Written problem: Omit every picture and write out the rest of the records exactly.

Available data:

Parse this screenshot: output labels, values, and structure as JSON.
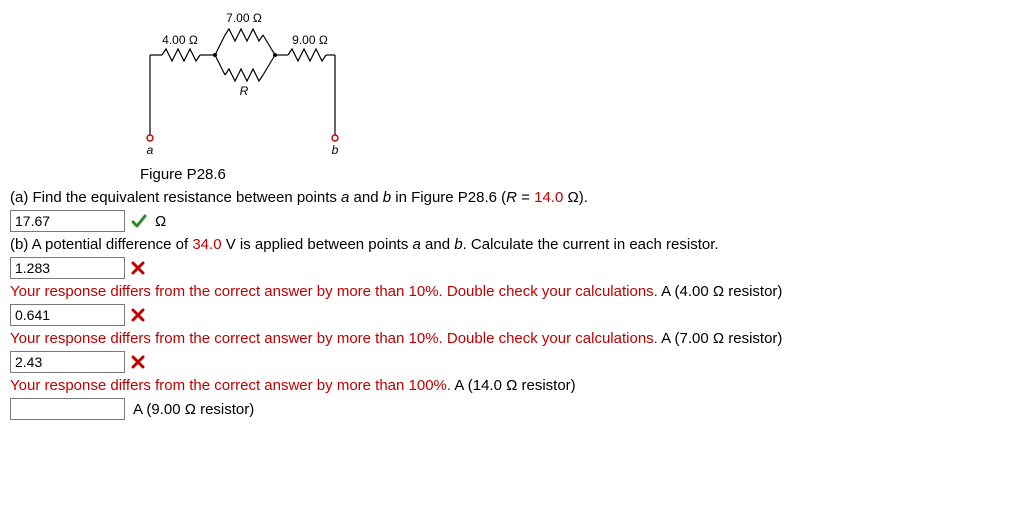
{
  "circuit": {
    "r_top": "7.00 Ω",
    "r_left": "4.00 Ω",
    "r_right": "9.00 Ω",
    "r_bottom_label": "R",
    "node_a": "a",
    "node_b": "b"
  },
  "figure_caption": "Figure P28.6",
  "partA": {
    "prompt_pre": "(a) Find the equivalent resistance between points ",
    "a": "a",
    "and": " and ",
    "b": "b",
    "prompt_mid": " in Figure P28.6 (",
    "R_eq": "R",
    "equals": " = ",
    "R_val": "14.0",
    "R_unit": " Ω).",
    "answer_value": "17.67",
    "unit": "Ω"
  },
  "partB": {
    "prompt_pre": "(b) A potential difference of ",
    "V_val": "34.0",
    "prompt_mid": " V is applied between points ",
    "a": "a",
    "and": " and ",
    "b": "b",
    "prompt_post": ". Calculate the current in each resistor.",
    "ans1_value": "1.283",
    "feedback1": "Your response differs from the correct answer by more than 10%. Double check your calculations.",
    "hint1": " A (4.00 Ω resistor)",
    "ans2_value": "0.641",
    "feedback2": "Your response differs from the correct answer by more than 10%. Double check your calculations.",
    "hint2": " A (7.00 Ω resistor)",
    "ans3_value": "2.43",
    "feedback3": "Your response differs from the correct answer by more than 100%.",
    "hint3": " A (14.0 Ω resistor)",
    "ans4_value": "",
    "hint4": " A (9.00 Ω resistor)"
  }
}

Result of the task:
Parse this screenshot: output labels, values, and structure as JSON.
{
  "circuit": {
    "r_top": "7.00 Ω",
    "r_left": "4.00 Ω",
    "r_right": "9.00 Ω",
    "r_bottom_label": "R",
    "node_a": "a",
    "node_b": "b"
  },
  "figure_caption": "Figure P28.6",
  "partA": {
    "prompt_pre": "(a) Find the equivalent resistance between points ",
    "a": "a",
    "and": " and ",
    "b": "b",
    "prompt_mid": " in Figure P28.6 (",
    "R_eq": "R",
    "equals": " = ",
    "R_val": "14.0",
    "R_unit": " Ω).",
    "answer_value": "17.67",
    "unit": "Ω"
  },
  "partB": {
    "prompt_pre": "(b) A potential difference of ",
    "V_val": "34.0",
    "prompt_mid": " V is applied between points ",
    "a": "a",
    "and": " and ",
    "b": "b",
    "prompt_post": ". Calculate the current in each resistor.",
    "ans1_value": "1.283",
    "feedback1": "Your response differs from the correct answer by more than 10%. Double check your calculations.",
    "hint1": " A (4.00 Ω resistor)",
    "ans2_value": "0.641",
    "feedback2": "Your response differs from the correct answer by more than 10%. Double check your calculations.",
    "hint2": " A (7.00 Ω resistor)",
    "ans3_value": "2.43",
    "feedback3": "Your response differs from the correct answer by more than 100%.",
    "hint3": " A (14.0 Ω resistor)",
    "ans4_value": "",
    "hint4": " A (9.00 Ω resistor)"
  }
}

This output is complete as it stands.